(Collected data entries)
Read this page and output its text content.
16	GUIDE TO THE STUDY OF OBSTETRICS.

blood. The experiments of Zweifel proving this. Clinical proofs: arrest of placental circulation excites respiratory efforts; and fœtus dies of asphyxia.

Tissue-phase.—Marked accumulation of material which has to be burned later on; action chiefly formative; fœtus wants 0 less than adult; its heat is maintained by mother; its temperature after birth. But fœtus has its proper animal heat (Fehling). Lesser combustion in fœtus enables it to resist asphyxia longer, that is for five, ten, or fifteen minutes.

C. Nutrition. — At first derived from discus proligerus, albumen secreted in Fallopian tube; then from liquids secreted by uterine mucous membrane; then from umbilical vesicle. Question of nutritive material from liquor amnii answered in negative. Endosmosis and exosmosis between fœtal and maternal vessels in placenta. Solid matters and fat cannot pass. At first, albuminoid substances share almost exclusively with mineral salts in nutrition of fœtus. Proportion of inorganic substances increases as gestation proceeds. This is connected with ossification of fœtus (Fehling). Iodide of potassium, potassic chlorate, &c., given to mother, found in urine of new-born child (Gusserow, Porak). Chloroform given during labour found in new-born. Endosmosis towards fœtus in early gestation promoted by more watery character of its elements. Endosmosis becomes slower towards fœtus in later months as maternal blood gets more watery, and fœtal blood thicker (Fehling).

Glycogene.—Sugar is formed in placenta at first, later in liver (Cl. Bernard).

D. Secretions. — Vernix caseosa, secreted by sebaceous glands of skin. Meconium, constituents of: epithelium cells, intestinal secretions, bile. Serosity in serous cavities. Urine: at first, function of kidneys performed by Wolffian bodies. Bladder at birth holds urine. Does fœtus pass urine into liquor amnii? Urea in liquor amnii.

• [Problem details]:
For the string "asphyxia", search the preceding data and copy every line that includes it.

• [Response to this exercise]:
blood. The experiments of Zweifel proving this. Clinical proofs: arrest of placental circulation excites respiratory efforts; and fœtus dies of asphyxia.
Tissue-phase.—Marked accumulation of material which has to be burned later on; action chiefly formative; fœtus wants 0 less than adult; its heat is maintained by mother; its temperature after birth. But fœtus has its proper animal heat (Fehling). Lesser combustion in fœtus enables it to resist asphyxia longer, that is for five, ten, or fifteen minutes.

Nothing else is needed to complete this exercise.